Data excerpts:
◆ ◆ ◆ ◆

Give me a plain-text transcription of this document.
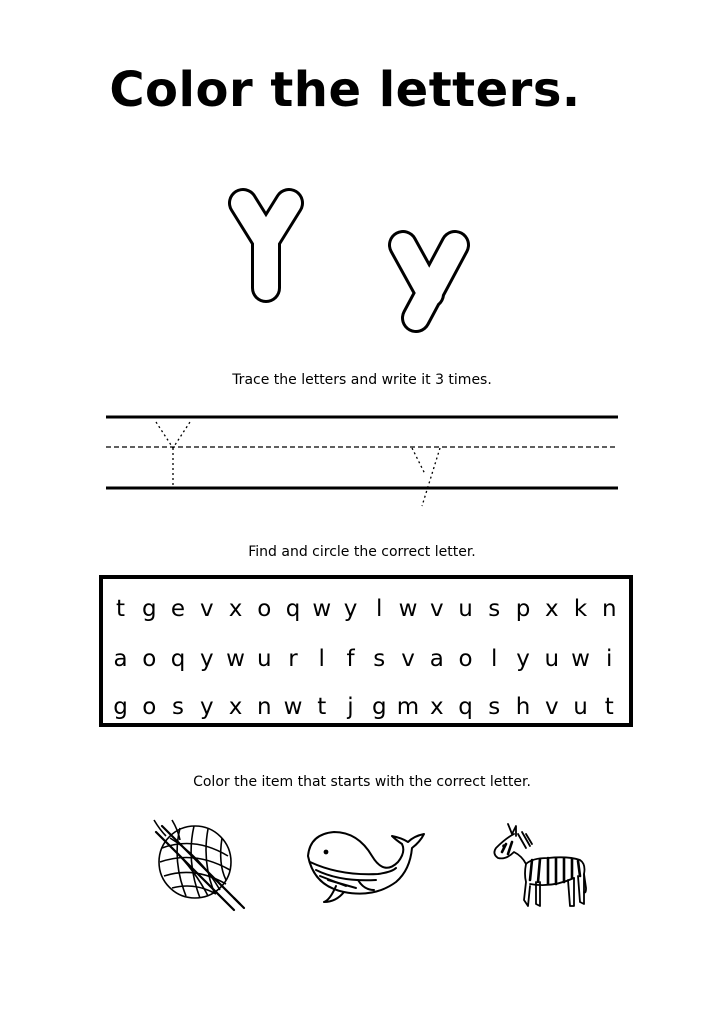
Color the letters.
Trace the letters and write it 3 times.
Find and circle the correct letter.
t g e v x o q w y l w v u s p x k n
a o q y w u r l f s v a o l y u w i
g o s y x n w t j g m x q s h v u t
Color the item that starts with the correct letter.
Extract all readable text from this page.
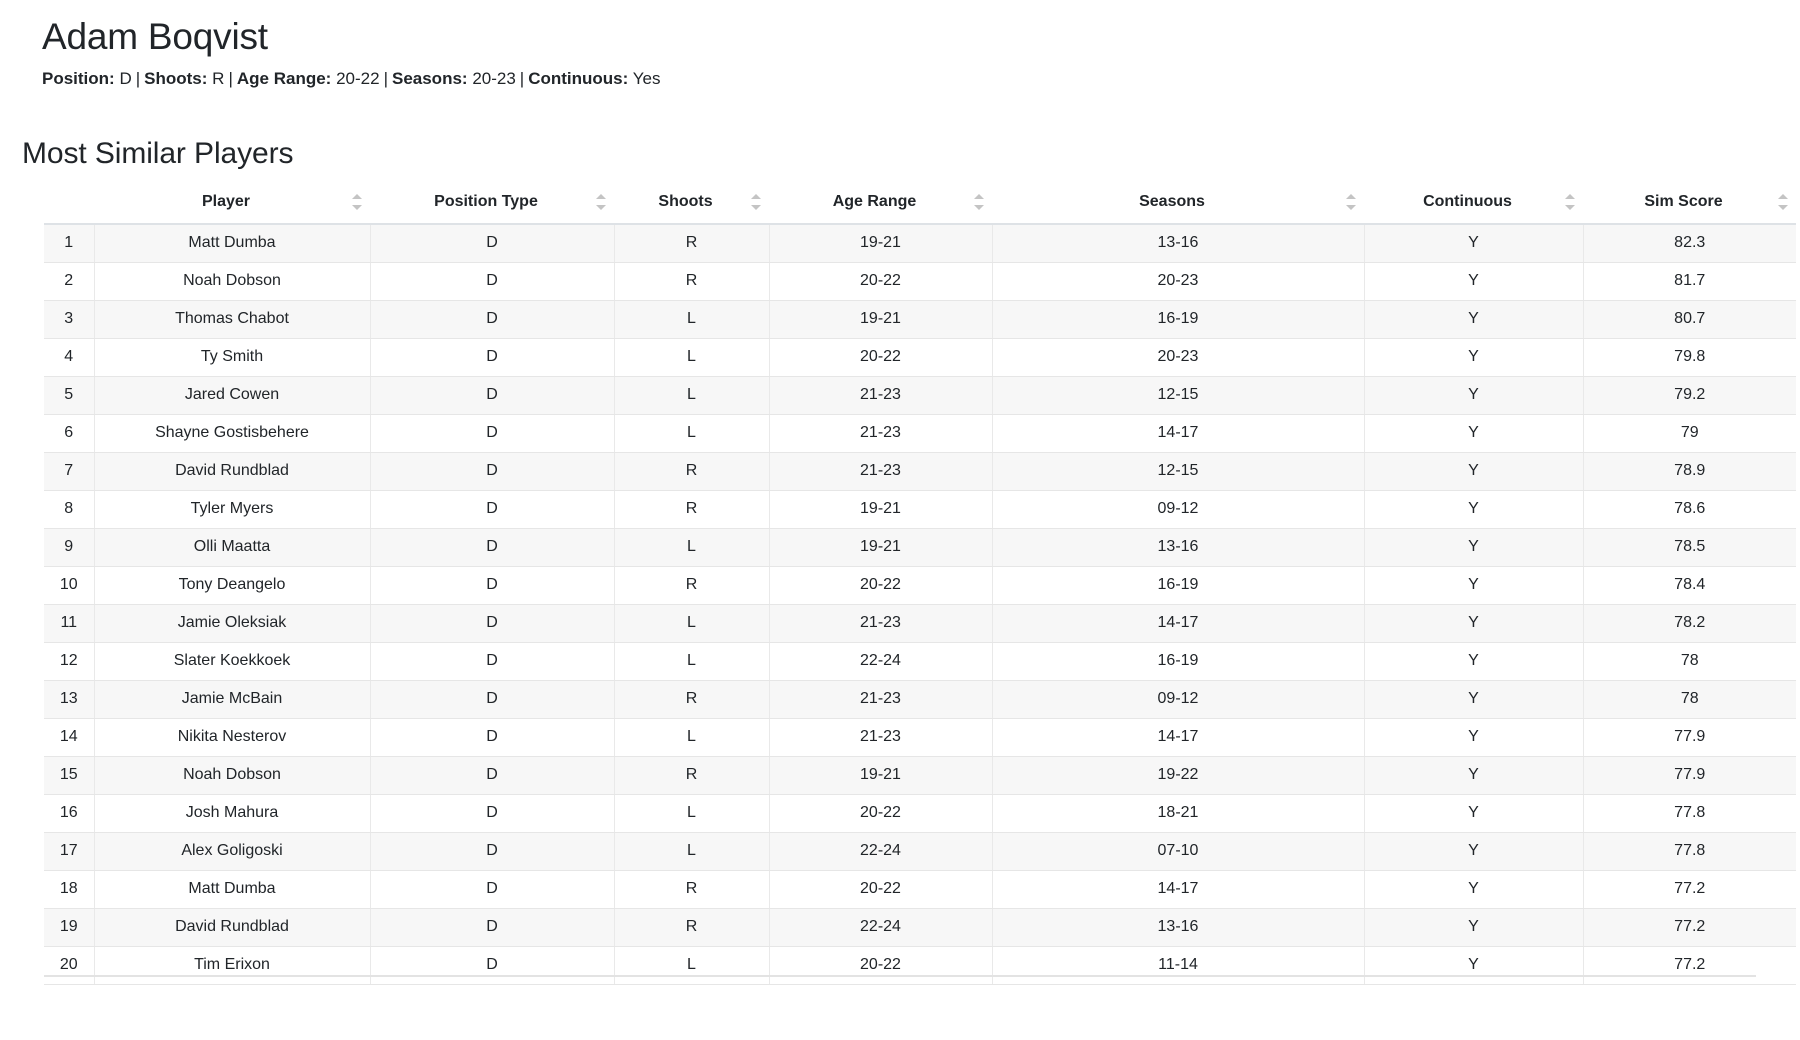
Adam Boqvist
Position: D | Shoots: R | Age Range: 20-22 | Seasons: 20-23 | Continuous: Yes
Most Similar Players
	Player	Position Type	Shoots	Age Range	Seasons	Continuous	Sim Score

1	Matt Dumba	D	R	19-21	13-16	Y	82.3
2	Noah Dobson	D	R	20-22	20-23	Y	81.7
3	Thomas Chabot	D	L	19-21	16-19	Y	80.7
4	Ty Smith	D	L	20-22	20-23	Y	79.8
5	Jared Cowen	D	L	21-23	12-15	Y	79.2
6	Shayne Gostisbehere	D	L	21-23	14-17	Y	79
7	David Rundblad	D	R	21-23	12-15	Y	78.9
8	Tyler Myers	D	R	19-21	09-12	Y	78.6
9	Olli Maatta	D	L	19-21	13-16	Y	78.5
10	Tony Deangelo	D	R	20-22	16-19	Y	78.4
11	Jamie Oleksiak	D	L	21-23	14-17	Y	78.2
12	Slater Koekkoek	D	L	22-24	16-19	Y	78
13	Jamie McBain	D	R	21-23	09-12	Y	78
14	Nikita Nesterov	D	L	21-23	14-17	Y	77.9
15	Noah Dobson	D	R	19-21	19-22	Y	77.9
16	Josh Mahura	D	L	20-22	18-21	Y	77.8
17	Alex Goligoski	D	L	22-24	07-10	Y	77.8
18	Matt Dumba	D	R	20-22	14-17	Y	77.2
19	David Rundblad	D	R	22-24	13-16	Y	77.2
20	Tim Erixon	D	L	20-22	11-14	Y	77.2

◆ ◆ ◆ ◆

- _WHAT YOU SHOULD DO_
Extract every line containing the string "Rundblad" from the material.

- _RESULT BELOW_
7	David Rundblad	D	R	21-23	12-15	Y	78.9
19	David Rundblad	D	R	22-24	13-16	Y	77.2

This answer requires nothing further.